What needs to be done
Decide whether each statement agrees with the Nellyville review, answering yes or no and quoting the deciding words: 1. Country Grammar sold more than eight million copies in the U.S. 2. Kelly Rowland sings the hook on "Dilemma." 3. The review rates Nellyville as more compelling than Country Grammar.

Every summer's got an anthem, and the theme for sweltering days in the summer of 2002 just might be Nelly's “Hot in Herre.”

With suggestive lines like “It's getting hot in here/So take off all your clothes,” the song's taken on star status of its own this summer, paving the way for Nelly's hotly anticipated sophomore solo set.

Overall, Nellyville isn't quite as compelling as the St. Louis rapper's stunning 2000 solo debut Country Grammar, which sold more than eight million copies in the U.S. alone, and another million overseas. But it is a very playful party album, filled with cool 'n' sultry hip-hop rhythms, bouncing backbeats, and the man up front's free-flowing way with rhymes.

Besides “Hot in Herre,”Nelly seems certain to have several hits on his hands. There's a definite St. Louis vibe to the title track, a utopian vision of a perfect world, where all newborns get a half-a-mil, where there are plenty of cocaine-free and gun-free neighborhoods and where everyone has 40 acres, a pool, six bedrooms, four baths with a jacuzzi, and enough room to land a jet.

Nelly's got some star power on board for collaborations, the best being his duet with Kelly Rowland of Destiny's Child, who sings the seductive hook on the sweet old-school soul song “Dilemma,” which sounds like a surefire hit.

Occasionally, the rapper seems lost while shooting for a harder edge, particularly in tracks such as “Roc The Mic—Remix,”where Nelly disses politically based rapper KRS-One. He's much better when he just lets the grooves take over, as they do in “Pimp Juice,” which sounds like a long lost outtake from either Prince or the early '70s Temptations.

Records shown
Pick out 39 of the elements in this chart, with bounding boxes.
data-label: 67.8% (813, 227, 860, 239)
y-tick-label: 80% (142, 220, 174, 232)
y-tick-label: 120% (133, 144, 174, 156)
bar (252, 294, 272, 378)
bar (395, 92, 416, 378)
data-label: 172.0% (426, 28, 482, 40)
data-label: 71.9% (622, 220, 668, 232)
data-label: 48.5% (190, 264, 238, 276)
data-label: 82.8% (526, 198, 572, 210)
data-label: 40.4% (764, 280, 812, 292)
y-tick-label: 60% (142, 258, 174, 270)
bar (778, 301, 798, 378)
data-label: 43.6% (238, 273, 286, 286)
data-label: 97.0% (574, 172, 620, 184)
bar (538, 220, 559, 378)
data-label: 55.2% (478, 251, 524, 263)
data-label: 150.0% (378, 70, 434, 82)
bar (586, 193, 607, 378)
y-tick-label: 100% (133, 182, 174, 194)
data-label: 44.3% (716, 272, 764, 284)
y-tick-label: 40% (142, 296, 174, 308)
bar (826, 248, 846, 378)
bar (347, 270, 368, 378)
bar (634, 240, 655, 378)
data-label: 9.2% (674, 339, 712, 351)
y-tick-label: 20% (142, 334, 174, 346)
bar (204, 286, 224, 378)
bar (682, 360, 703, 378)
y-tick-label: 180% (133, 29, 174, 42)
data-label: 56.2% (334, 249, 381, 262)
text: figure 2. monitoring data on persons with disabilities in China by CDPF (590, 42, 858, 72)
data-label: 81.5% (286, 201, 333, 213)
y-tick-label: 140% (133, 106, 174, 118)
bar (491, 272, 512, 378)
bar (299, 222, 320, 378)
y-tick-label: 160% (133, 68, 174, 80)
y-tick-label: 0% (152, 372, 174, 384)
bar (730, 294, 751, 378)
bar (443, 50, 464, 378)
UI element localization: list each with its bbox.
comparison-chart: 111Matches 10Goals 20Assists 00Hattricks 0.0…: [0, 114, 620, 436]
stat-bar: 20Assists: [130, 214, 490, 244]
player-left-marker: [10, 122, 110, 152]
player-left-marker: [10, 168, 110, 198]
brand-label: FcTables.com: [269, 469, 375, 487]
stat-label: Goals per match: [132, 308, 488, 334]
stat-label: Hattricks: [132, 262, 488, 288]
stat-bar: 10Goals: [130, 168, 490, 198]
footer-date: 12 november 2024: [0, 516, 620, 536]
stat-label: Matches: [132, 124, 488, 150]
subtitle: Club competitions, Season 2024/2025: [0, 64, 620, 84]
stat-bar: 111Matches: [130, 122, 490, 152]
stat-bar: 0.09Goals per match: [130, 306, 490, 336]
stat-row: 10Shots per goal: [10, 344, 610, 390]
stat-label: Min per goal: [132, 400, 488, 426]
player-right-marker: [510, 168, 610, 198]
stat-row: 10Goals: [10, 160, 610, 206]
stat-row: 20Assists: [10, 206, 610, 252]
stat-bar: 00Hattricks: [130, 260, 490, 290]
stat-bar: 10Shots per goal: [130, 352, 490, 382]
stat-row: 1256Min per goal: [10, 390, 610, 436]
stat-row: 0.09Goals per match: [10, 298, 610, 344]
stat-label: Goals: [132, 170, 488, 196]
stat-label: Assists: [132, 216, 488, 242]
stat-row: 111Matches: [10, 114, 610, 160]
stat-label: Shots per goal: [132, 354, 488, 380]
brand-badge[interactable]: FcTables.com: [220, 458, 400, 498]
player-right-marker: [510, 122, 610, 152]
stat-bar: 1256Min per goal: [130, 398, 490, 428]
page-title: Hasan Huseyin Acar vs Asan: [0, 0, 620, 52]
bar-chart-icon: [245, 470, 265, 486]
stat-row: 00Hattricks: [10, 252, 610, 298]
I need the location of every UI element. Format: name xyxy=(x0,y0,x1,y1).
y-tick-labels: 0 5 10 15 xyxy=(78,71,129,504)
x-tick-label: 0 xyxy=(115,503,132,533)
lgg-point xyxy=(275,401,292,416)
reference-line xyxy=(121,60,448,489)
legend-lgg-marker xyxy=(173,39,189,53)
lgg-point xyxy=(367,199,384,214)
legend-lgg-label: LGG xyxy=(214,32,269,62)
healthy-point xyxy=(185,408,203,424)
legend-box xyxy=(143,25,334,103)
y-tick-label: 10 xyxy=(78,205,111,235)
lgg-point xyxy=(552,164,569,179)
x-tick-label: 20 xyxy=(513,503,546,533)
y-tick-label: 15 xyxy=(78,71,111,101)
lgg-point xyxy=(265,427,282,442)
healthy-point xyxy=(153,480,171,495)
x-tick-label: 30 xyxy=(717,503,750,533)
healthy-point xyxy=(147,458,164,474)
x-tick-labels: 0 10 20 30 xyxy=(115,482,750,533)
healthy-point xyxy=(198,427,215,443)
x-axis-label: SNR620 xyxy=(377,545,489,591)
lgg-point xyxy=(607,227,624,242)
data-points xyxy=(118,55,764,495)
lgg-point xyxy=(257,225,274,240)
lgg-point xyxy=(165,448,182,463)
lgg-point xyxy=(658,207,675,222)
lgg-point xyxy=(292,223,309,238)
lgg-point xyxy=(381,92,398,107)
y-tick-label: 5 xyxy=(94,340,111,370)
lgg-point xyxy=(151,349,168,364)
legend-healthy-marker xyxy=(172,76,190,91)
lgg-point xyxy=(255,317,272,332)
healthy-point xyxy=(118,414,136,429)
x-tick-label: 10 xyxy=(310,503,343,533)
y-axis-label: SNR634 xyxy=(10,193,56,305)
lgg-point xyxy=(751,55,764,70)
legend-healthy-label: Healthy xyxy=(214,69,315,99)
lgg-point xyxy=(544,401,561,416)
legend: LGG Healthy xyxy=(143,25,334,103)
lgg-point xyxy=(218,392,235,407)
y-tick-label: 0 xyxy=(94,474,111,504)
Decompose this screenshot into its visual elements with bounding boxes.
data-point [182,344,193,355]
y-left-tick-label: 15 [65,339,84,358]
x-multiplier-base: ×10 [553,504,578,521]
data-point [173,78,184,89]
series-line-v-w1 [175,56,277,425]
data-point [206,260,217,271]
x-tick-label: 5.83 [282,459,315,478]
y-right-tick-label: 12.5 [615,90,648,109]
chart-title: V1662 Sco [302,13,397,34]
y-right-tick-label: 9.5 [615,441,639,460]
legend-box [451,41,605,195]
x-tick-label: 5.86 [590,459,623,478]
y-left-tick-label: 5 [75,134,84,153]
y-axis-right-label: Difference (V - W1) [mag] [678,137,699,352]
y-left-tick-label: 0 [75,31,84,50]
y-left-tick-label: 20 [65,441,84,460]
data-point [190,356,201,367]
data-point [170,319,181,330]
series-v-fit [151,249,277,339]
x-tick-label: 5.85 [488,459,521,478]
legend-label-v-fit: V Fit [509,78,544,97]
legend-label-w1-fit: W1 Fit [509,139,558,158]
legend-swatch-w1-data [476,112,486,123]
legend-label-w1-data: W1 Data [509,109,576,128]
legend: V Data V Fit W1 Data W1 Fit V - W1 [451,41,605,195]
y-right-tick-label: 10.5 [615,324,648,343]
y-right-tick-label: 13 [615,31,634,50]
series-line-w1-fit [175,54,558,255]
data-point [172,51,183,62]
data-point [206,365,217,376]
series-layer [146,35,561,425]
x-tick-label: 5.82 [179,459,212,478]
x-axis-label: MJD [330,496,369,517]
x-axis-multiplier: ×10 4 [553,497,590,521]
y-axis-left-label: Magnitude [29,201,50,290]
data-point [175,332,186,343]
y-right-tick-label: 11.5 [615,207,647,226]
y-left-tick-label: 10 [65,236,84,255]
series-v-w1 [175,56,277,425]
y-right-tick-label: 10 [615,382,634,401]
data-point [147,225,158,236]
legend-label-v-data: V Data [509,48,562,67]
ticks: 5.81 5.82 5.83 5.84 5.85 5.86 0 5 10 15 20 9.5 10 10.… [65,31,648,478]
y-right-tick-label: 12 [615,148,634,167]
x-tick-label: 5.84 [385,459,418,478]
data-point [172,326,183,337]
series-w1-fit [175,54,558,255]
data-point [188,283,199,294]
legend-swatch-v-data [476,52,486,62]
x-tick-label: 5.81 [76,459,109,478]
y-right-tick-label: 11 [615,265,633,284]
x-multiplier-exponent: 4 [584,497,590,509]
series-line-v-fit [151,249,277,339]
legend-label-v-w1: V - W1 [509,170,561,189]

Answer to this problem
1. Yes: "which sold more than eight million copies in the U.S. alone"
2. Yes: "his duet with Kelly Rowland of Destiny's Child, who sings the seductive hook on the sweet old-school soul song “Dilemma,”"
3. No: "Nellyville isn't quite as compelling as the St. Louis rapper's stunning 2000 solo debut Country Grammar"